------ DATASET RECORDS ------
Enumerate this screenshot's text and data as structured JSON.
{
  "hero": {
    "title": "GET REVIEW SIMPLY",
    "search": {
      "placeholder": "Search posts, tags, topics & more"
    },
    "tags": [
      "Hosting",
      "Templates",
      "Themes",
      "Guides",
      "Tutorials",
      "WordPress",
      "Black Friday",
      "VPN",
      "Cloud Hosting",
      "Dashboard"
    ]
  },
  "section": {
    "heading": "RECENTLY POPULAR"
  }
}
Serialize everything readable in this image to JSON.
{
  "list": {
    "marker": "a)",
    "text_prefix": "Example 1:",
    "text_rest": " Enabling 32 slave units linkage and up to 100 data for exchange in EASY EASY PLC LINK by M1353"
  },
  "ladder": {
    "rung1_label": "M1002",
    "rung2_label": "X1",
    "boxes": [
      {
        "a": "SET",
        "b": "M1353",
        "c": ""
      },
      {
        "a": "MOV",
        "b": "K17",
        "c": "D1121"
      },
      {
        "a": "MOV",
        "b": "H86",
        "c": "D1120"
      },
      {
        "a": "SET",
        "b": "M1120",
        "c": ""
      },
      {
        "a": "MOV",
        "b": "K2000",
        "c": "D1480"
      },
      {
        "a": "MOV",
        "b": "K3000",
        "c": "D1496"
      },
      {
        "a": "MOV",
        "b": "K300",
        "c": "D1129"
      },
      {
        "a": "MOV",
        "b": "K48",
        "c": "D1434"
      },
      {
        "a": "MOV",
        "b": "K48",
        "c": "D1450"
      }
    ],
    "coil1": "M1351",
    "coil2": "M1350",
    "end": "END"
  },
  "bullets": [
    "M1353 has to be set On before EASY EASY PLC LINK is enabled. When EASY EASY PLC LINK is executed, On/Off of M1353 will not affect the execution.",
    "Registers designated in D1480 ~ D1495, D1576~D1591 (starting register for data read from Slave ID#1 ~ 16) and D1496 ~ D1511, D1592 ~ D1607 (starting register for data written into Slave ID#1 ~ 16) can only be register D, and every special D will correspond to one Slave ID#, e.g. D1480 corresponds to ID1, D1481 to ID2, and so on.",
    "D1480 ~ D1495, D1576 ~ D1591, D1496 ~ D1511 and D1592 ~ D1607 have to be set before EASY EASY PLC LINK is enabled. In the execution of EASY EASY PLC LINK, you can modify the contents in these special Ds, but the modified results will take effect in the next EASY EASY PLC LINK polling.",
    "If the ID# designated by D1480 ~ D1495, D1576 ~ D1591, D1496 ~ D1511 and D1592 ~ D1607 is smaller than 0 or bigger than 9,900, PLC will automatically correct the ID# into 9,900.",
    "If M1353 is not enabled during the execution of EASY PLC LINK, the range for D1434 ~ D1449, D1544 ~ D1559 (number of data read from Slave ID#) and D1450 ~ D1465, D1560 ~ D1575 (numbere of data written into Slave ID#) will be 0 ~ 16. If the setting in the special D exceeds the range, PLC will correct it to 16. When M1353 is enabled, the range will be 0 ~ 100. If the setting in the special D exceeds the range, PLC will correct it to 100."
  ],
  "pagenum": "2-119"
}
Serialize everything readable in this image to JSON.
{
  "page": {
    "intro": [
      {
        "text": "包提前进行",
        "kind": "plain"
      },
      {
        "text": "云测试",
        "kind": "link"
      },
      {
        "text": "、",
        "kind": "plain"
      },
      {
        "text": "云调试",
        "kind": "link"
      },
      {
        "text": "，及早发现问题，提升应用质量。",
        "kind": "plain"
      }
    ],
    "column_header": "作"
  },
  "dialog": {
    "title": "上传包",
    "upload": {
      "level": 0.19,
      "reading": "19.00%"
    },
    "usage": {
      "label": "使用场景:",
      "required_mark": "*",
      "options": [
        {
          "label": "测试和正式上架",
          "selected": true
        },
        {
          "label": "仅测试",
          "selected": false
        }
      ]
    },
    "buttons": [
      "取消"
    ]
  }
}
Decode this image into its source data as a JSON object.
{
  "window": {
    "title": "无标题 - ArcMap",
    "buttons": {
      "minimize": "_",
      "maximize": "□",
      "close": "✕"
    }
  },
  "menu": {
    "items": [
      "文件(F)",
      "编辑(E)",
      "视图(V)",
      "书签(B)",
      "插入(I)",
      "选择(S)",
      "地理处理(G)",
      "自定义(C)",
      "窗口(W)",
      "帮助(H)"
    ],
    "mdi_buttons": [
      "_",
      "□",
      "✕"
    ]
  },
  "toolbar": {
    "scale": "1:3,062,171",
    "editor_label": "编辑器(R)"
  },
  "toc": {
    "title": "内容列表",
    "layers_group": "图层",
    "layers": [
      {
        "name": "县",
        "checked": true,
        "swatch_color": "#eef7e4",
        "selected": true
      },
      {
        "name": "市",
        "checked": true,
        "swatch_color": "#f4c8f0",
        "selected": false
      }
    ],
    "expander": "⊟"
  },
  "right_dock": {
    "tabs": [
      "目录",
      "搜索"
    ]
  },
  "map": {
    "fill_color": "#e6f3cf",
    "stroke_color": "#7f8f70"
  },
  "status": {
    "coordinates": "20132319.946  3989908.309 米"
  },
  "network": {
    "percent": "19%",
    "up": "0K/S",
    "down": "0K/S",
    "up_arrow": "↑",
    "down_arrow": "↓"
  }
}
------
AIM OF THE TASK - Write out every record, exactly as written.

SOLVED EXERCISE -
Enumerate this screenshot's text and data as structured JSON.
{
  "hero": {
    "title": "GET REVIEW SIMPLY",
    "search": {
      "placeholder": "Search posts, tags, topics & more"
    },
    "tags": [
      "Hosting",
      "Templates",
      "Themes",
      "Guides",
      "Tutorials",
      "WordPress",
      "Black Friday",
      "VPN",
      "Cloud Hosting",
      "Dashboard"
    ]
  },
  "section": {
    "heading": "RECENTLY POPULAR"
  }
}
Serialize everything readable in this image to JSON.
{
  "list": {
    "marker": "a)",
    "text_prefix": "Example 1:",
    "text_rest": " Enabling 32 slave units linkage and up to 100 data for exchange in EASY EASY PLC LINK by M1353"
  },
  "ladder": {
    "rung1_label": "M1002",
    "rung2_label": "X1",
    "boxes": [
      {
        "a": "SET",
        "b": "M1353",
        "c": ""
      },
      {
        "a": "MOV",
        "b": "K17",
        "c": "D1121"
      },
      {
        "a": "MOV",
        "b": "H86",
        "c": "D1120"
      },
      {
        "a": "SET",
        "b": "M1120",
        "c": ""
      },
      {
        "a": "MOV",
        "b": "K2000",
        "c": "D1480"
      },
      {
        "a": "MOV",
        "b": "K3000",
        "c": "D1496"
      },
      {
        "a": "MOV",
        "b": "K300",
        "c": "D1129"
      },
      {
        "a": "MOV",
        "b": "K48",
        "c": "D1434"
      },
      {
        "a": "MOV",
        "b": "K48",
        "c": "D1450"
      }
    ],
    "coil1": "M1351",
    "coil2": "M1350",
    "end": "END"
  },
  "bullets": [
    "M1353 has to be set On before EASY EASY PLC LINK is enabled. When EASY EASY PLC LINK is executed, On/Off of M1353 will not affect the execution.",
    "Registers designated in D1480 ~ D1495, D1576~D1591 (starting register for data read from Slave ID#1 ~ 16) and D1496 ~ D1511, D1592 ~ D1607 (starting register for data written into Slave ID#1 ~ 16) can only be register D, and every special D will correspond to one Slave ID#, e.g. D1480 corresponds to ID1, D1481 to ID2, and so on.",
    "D1480 ~ D1495, D1576 ~ D1591, D1496 ~ D1511 and D1592 ~ D1607 have to be set before EASY EASY PLC LINK is enabled. In the execution of EASY EASY PLC LINK, you can modify the contents in these special Ds, but the modified results will take effect in the next EASY EASY PLC LINK polling.",
    "If the ID# designated by D1480 ~ D1495, D1576 ~ D1591, D1496 ~ D1511 and D1592 ~ D1607 is smaller than 0 or bigger than 9,900, PLC will automatically correct the ID# into 9,900.",
    "If M1353 is not enabled during the execution of EASY PLC LINK, the range for D1434 ~ D1449, D1544 ~ D1559 (number of data read from Slave ID#) and D1450 ~ D1465, D1560 ~ D1575 (numbere of data written into Slave ID#) will be 0 ~ 16. If the setting in the special D exceeds the range, PLC will correct it to 16. When M1353 is enabled, the range will be 0 ~ 100. If the setting in the special D exceeds the range, PLC will correct it to 100."
  ],
  "pagenum": "2-119"
}
Serialize everything readable in this image to JSON.
{
  "page": {
    "intro": [
      {
        "text": "包提前进行",
        "kind": "plain"
      },
      {
        "text": "云测试",
        "kind": "link"
      },
      {
        "text": "、",
        "kind": "plain"
      },
      {
        "text": "云调试",
        "kind": "link"
      },
      {
        "text": "，及早发现问题，提升应用质量。",
        "kind": "plain"
      }
    ],
    "column_header": "作"
  },
  "dialog": {
    "title": "上传包",
    "upload": {
      "level": 0.19,
      "reading": "19.00%"
    },
    "usage": {
      "label": "使用场景:",
      "required_mark": "*",
      "options": [
        {
          "label": "测试和正式上架",
          "selected": true
        },
        {
          "label": "仅测试",
          "selected": false
        }
      ]
    },
    "buttons": [
      "取消"
    ]
  }
}
Decode this image into its source data as a JSON object.
{
  "window": {
    "title": "无标题 - ArcMap",
    "buttons": {
      "minimize": "_",
      "maximize": "□",
      "close": "✕"
    }
  },
  "menu": {
    "items": [
      "文件(F)",
      "编辑(E)",
      "视图(V)",
      "书签(B)",
      "插入(I)",
      "选择(S)",
      "地理处理(G)",
      "自定义(C)",
      "窗口(W)",
      "帮助(H)"
    ],
    "mdi_buttons": [
      "_",
      "□",
      "✕"
    ]
  },
  "toolbar": {
    "scale": "1:3,062,171",
    "editor_label": "编辑器(R)"
  },
  "toc": {
    "title": "内容列表",
    "layers_group": "图层",
    "layers": [
      {
        "name": "县",
        "checked": true,
        "swatch_color": "#eef7e4",
        "selected": true
      },
      {
        "name": "市",
        "checked": true,
        "swatch_color": "#f4c8f0",
        "selected": false
      }
    ],
    "expander": "⊟"
  },
  "right_dock": {
    "tabs": [
      "目录",
      "搜索"
    ]
  },
  "map": {
    "fill_color": "#e6f3cf",
    "stroke_color": "#7f8f70"
  },
  "status": {
    "coordinates": "20132319.946  3989908.309 米"
  },
  "network": {
    "percent": "19%",
    "up": "0K/S",
    "down": "0K/S",
    "up_arrow": "↑",
    "down_arrow": "↓"
  }
}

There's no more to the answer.